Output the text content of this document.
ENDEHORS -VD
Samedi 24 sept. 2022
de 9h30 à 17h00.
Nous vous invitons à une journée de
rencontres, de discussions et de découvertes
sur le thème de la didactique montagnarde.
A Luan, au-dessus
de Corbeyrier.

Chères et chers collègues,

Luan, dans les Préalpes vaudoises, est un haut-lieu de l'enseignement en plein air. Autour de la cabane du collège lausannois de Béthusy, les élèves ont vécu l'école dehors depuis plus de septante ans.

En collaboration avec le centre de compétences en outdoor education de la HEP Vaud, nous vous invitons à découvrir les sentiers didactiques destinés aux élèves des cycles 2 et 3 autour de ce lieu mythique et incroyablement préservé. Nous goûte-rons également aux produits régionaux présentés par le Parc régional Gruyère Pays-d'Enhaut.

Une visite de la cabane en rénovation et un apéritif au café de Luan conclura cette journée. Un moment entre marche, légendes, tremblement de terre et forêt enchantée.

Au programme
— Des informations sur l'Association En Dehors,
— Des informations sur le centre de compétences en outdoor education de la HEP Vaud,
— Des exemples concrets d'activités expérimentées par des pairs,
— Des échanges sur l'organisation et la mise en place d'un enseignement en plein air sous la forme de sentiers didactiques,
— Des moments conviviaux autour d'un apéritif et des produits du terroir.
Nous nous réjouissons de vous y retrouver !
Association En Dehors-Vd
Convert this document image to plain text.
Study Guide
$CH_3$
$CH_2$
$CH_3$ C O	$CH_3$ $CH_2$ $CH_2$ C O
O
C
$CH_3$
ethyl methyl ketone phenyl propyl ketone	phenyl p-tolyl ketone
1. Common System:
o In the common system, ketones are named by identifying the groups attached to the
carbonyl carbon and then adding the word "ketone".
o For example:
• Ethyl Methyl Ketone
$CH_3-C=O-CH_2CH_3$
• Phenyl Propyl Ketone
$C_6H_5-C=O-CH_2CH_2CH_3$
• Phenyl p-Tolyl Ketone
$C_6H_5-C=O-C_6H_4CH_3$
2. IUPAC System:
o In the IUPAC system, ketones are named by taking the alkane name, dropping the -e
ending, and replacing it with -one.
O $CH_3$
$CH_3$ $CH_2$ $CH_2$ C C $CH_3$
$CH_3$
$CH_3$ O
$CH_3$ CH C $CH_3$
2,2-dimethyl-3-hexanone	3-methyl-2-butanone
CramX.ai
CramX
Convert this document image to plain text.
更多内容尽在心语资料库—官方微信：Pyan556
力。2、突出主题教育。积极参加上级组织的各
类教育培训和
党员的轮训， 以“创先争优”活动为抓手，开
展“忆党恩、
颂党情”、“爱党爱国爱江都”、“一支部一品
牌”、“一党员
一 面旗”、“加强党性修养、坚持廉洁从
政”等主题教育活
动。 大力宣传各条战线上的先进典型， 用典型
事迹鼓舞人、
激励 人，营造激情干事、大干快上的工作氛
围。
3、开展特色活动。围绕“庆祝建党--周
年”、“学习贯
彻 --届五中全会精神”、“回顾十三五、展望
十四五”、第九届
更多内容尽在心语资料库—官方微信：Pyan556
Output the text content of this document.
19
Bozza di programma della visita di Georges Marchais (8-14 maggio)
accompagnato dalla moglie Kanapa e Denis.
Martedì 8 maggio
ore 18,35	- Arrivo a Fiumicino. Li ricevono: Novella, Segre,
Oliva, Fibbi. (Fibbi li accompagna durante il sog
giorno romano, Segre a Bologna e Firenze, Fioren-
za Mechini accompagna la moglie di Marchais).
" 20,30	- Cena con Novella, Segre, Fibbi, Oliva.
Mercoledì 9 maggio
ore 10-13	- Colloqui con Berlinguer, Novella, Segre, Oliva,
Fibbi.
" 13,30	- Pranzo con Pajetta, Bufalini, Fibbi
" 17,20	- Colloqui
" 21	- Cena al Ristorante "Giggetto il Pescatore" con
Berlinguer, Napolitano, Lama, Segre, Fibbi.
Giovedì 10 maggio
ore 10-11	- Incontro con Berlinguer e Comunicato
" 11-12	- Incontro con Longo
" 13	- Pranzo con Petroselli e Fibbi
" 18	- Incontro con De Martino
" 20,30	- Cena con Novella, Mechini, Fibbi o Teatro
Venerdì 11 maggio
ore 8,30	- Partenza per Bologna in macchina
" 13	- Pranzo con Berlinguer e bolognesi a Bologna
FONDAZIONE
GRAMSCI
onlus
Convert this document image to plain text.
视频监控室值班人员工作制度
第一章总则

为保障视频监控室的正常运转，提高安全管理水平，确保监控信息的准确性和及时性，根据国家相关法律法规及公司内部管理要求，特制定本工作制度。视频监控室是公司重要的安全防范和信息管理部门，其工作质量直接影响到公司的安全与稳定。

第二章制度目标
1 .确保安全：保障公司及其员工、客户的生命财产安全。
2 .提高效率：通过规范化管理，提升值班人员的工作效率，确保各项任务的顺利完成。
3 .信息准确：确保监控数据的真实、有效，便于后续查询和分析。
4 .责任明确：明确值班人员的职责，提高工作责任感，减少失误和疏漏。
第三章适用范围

┄┄┄┄┄┄┄┄┄┄┄┄┄┄┄┄┄┄┄┄

[EXERCISE PROMPT] Word for word, write out the data.

[FULL SOLUTION]
Output the text content of this document.
ENDEHORS -VD
Samedi 24 sept. 2022
de 9h30 à 17h00.
Nous vous invitons à une journée de
rencontres, de discussions et de découvertes
sur le thème de la didactique montagnarde.
A Luan, au-dessus
de Corbeyrier.

Chères et chers collègues,

Luan, dans les Préalpes vaudoises, est un haut-lieu de l'enseignement en plein air. Autour de la cabane du collège lausannois de Béthusy, les élèves ont vécu l'école dehors depuis plus de septante ans.

En collaboration avec le centre de compétences en outdoor education de la HEP Vaud, nous vous invitons à découvrir les sentiers didactiques destinés aux élèves des cycles 2 et 3 autour de ce lieu mythique et incroyablement préservé. Nous goûte-rons également aux produits régionaux présentés par le Parc régional Gruyère Pays-d'Enhaut.

Une visite de la cabane en rénovation et un apéritif au café de Luan conclura cette journée. Un moment entre marche, légendes, tremblement de terre et forêt enchantée.

Au programme
— Des informations sur l'Association En Dehors,
— Des informations sur le centre de compétences en outdoor education de la HEP Vaud,
— Des exemples concrets d'activités expérimentées par des pairs,
— Des échanges sur l'organisation et la mise en place d'un enseignement en plein air sous la forme de sentiers didactiques,
— Des moments conviviaux autour d'un apéritif et des produits du terroir.
Nous nous réjouissons de vous y retrouver !
Association En Dehors-Vd
Convert this document image to plain text.
Study Guide
$CH_3$
$CH_2$
$CH_3$ C O	$CH_3$ $CH_2$ $CH_2$ C O
O
C
$CH_3$
ethyl methyl ketone phenyl propyl ketone	phenyl p-tolyl ketone
1. Common System:
o In the common system, ketones are named by identifying the groups attached to the
carbonyl carbon and then adding the word "ketone".
o For example:
• Ethyl Methyl Ketone
$CH_3-C=O-CH_2CH_3$
• Phenyl Propyl Ketone
$C_6H_5-C=O-CH_2CH_2CH_3$
• Phenyl p-Tolyl Ketone
$C_6H_5-C=O-C_6H_4CH_3$
2. IUPAC System:
o In the IUPAC system, ketones are named by taking the alkane name, dropping the -e
ending, and replacing it with -one.
O $CH_3$
$CH_3$ $CH_2$ $CH_2$ C C $CH_3$
$CH_3$
$CH_3$ O
$CH_3$ CH C $CH_3$
2,2-dimethyl-3-hexanone	3-methyl-2-butanone
CramX.ai
CramX
Convert this document image to plain text.
更多内容尽在心语资料库—官方微信：Pyan556
力。2、突出主题教育。积极参加上级组织的各
类教育培训和
党员的轮训， 以“创先争优”活动为抓手，开
展“忆党恩、
颂党情”、“爱党爱国爱江都”、“一支部一品
牌”、“一党员
一 面旗”、“加强党性修养、坚持廉洁从
政”等主题教育活
动。 大力宣传各条战线上的先进典型， 用典型
事迹鼓舞人、
激励 人，营造激情干事、大干快上的工作氛
围。
3、开展特色活动。围绕“庆祝建党--周
年”、“学习贯
彻 --届五中全会精神”、“回顾十三五、展望
十四五”、第九届
更多内容尽在心语资料库—官方微信：Pyan556
Output the text content of this document.
19
Bozza di programma della visita di Georges Marchais (8-14 maggio)
accompagnato dalla moglie Kanapa e Denis.
Martedì 8 maggio
ore 18,35	- Arrivo a Fiumicino. Li ricevono: Novella, Segre,
Oliva, Fibbi. (Fibbi li accompagna durante il sog
giorno romano, Segre a Bologna e Firenze, Fioren-
za Mechini accompagna la moglie di Marchais).
" 20,30	- Cena con Novella, Segre, Fibbi, Oliva.
Mercoledì 9 maggio
ore 10-13	- Colloqui con Berlinguer, Novella, Segre, Oliva,
Fibbi.
" 13,30	- Pranzo con Pajetta, Bufalini, Fibbi
" 17,20	- Colloqui
" 21	- Cena al Ristorante "Giggetto il Pescatore" con
Berlinguer, Napolitano, Lama, Segre, Fibbi.
Giovedì 10 maggio
ore 10-11	- Incontro con Berlinguer e Comunicato
" 11-12	- Incontro con Longo
" 13	- Pranzo con Petroselli e Fibbi
" 18	- Incontro con De Martino
" 20,30	- Cena con Novella, Mechini, Fibbi o Teatro
Venerdì 11 maggio
ore 8,30	- Partenza per Bologna in macchina
" 13	- Pranzo con Berlinguer e bolognesi a Bologna
FONDAZIONE
GRAMSCI
onlus
Convert this document image to plain text.
视频监控室值班人员工作制度
第一章总则

为保障视频监控室的正常运转，提高安全管理水平，确保监控信息的准确性和及时性，根据国家相关法律法规及公司内部管理要求，特制定本工作制度。视频监控室是公司重要的安全防范和信息管理部门，其工作质量直接影响到公司的安全与稳定。

第二章制度目标
1 .确保安全：保障公司及其员工、客户的生命财产安全。
2 .提高效率：通过规范化管理，提升值班人员的工作效率，确保各项任务的顺利完成。
3 .信息准确：确保监控数据的真实、有效，便于后续查询和分析。
4 .责任明确：明确值班人员的职责，提高工作责任感，减少失误和疏漏。
第三章适用范围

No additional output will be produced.